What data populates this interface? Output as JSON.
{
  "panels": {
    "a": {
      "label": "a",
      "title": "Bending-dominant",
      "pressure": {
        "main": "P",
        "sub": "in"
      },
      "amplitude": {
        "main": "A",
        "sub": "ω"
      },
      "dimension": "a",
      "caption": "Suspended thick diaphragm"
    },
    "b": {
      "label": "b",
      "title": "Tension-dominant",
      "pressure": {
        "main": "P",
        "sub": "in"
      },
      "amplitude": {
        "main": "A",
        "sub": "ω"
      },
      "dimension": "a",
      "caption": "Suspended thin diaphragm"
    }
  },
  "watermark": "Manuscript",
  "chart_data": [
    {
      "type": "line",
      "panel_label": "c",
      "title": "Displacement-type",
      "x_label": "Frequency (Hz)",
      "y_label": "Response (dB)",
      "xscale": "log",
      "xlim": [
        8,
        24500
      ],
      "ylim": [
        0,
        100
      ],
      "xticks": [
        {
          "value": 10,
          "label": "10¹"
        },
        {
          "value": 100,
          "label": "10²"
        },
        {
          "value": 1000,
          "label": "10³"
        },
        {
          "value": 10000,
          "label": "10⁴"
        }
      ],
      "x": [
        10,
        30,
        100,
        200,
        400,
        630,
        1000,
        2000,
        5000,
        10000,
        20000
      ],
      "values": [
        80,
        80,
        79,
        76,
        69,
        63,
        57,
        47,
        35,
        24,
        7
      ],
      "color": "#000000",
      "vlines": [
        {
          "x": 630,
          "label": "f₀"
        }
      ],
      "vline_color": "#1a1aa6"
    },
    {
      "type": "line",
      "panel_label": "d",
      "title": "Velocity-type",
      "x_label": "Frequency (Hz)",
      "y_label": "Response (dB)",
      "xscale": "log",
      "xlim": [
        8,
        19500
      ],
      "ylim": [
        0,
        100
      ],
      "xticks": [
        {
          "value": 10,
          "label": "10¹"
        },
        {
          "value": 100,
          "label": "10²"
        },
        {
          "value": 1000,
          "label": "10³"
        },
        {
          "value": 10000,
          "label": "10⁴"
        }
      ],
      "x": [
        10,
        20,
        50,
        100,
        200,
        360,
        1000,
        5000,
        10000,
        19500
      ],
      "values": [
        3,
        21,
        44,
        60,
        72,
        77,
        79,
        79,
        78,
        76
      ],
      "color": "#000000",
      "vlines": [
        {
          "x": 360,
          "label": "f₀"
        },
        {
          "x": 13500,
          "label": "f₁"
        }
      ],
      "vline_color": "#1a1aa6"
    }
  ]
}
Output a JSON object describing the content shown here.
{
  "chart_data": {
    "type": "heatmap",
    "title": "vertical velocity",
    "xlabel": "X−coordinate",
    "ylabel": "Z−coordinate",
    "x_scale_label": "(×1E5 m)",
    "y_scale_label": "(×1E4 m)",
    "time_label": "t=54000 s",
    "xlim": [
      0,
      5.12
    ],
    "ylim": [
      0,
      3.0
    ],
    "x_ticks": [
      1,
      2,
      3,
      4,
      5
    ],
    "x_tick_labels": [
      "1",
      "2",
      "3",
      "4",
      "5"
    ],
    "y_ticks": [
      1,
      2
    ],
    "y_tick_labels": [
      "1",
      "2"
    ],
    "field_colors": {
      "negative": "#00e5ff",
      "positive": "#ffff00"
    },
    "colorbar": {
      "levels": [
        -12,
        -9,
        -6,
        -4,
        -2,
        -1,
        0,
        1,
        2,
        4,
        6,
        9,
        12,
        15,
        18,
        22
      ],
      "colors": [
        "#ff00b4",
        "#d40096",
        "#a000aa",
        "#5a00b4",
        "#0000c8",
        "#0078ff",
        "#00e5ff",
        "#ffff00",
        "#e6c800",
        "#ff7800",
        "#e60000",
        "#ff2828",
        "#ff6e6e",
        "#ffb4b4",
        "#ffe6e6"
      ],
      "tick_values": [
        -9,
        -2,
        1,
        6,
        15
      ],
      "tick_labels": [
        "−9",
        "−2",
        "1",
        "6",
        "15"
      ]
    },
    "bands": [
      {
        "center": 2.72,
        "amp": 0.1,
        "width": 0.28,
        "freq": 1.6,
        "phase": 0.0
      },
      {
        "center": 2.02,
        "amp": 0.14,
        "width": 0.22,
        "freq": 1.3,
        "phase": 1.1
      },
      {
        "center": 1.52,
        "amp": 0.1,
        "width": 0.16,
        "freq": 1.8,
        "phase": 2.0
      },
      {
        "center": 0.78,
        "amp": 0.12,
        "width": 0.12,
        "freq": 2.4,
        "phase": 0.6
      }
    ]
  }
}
::::::::
- **Written exercise**
Extract the complete set of records unchanged.

- **Task result**
What data populates this interface? Output as JSON.
{
  "panels": {
    "a": {
      "label": "a",
      "title": "Bending-dominant",
      "pressure": {
        "main": "P",
        "sub": "in"
      },
      "amplitude": {
        "main": "A",
        "sub": "ω"
      },
      "dimension": "a",
      "caption": "Suspended thick diaphragm"
    },
    "b": {
      "label": "b",
      "title": "Tension-dominant",
      "pressure": {
        "main": "P",
        "sub": "in"
      },
      "amplitude": {
        "main": "A",
        "sub": "ω"
      },
      "dimension": "a",
      "caption": "Suspended thin diaphragm"
    }
  },
  "watermark": "Manuscript",
  "chart_data": [
    {
      "type": "line",
      "panel_label": "c",
      "title": "Displacement-type",
      "x_label": "Frequency (Hz)",
      "y_label": "Response (dB)",
      "xscale": "log",
      "xlim": [
        8,
        24500
      ],
      "ylim": [
        0,
        100
      ],
      "xticks": [
        {
          "value": 10,
          "label": "10¹"
        },
        {
          "value": 100,
          "label": "10²"
        },
        {
          "value": 1000,
          "label": "10³"
        },
        {
          "value": 10000,
          "label": "10⁴"
        }
      ],
      "x": [
        10,
        30,
        100,
        200,
        400,
        630,
        1000,
        2000,
        5000,
        10000,
        20000
      ],
      "values": [
        80,
        80,
        79,
        76,
        69,
        63,
        57,
        47,
        35,
        24,
        7
      ],
      "color": "#000000",
      "vlines": [
        {
          "x": 630,
          "label": "f₀"
        }
      ],
      "vline_color": "#1a1aa6"
    },
    {
      "type": "line",
      "panel_label": "d",
      "title": "Velocity-type",
      "x_label": "Frequency (Hz)",
      "y_label": "Response (dB)",
      "xscale": "log",
      "xlim": [
        8,
        19500
      ],
      "ylim": [
        0,
        100
      ],
      "xticks": [
        {
          "value": 10,
          "label": "10¹"
        },
        {
          "value": 100,
          "label": "10²"
        },
        {
          "value": 1000,
          "label": "10³"
        },
        {
          "value": 10000,
          "label": "10⁴"
        }
      ],
      "x": [
        10,
        20,
        50,
        100,
        200,
        360,
        1000,
        5000,
        10000,
        19500
      ],
      "values": [
        3,
        21,
        44,
        60,
        72,
        77,
        79,
        79,
        78,
        76
      ],
      "color": "#000000",
      "vlines": [
        {
          "x": 360,
          "label": "f₀"
        },
        {
          "x": 13500,
          "label": "f₁"
        }
      ],
      "vline_color": "#1a1aa6"
    }
  ]
}
Output a JSON object describing the content shown here.
{
  "chart_data": {
    "type": "heatmap",
    "title": "vertical velocity",
    "xlabel": "X−coordinate",
    "ylabel": "Z−coordinate",
    "x_scale_label": "(×1E5 m)",
    "y_scale_label": "(×1E4 m)",
    "time_label": "t=54000 s",
    "xlim": [
      0,
      5.12
    ],
    "ylim": [
      0,
      3.0
    ],
    "x_ticks": [
      1,
      2,
      3,
      4,
      5
    ],
    "x_tick_labels": [
      "1",
      "2",
      "3",
      "4",
      "5"
    ],
    "y_ticks": [
      1,
      2
    ],
    "y_tick_labels": [
      "1",
      "2"
    ],
    "field_colors": {
      "negative": "#00e5ff",
      "positive": "#ffff00"
    },
    "colorbar": {
      "levels": [
        -12,
        -9,
        -6,
        -4,
        -2,
        -1,
        0,
        1,
        2,
        4,
        6,
        9,
        12,
        15,
        18,
        22
      ],
      "colors": [
        "#ff00b4",
        "#d40096",
        "#a000aa",
        "#5a00b4",
        "#0000c8",
        "#0078ff",
        "#00e5ff",
        "#ffff00",
        "#e6c800",
        "#ff7800",
        "#e60000",
        "#ff2828",
        "#ff6e6e",
        "#ffb4b4",
        "#ffe6e6"
      ],
      "tick_values": [
        -9,
        -2,
        1,
        6,
        15
      ],
      "tick_labels": [
        "−9",
        "−2",
        "1",
        "6",
        "15"
      ]
    },
    "bands": [
      {
        "center": 2.72,
        "amp": 0.1,
        "width": 0.28,
        "freq": 1.6,
        "phase": 0.0
      },
      {
        "center": 2.02,
        "amp": 0.14,
        "width": 0.22,
        "freq": 1.3,
        "phase": 1.1
      },
      {
        "center": 1.52,
        "amp": 0.1,
        "width": 0.16,
        "freq": 1.8,
        "phase": 2.0
      },
      {
        "center": 0.78,
        "amp": 0.12,
        "width": 0.12,
        "freq": 2.4,
        "phase": 0.6
      }
    ]
  }
}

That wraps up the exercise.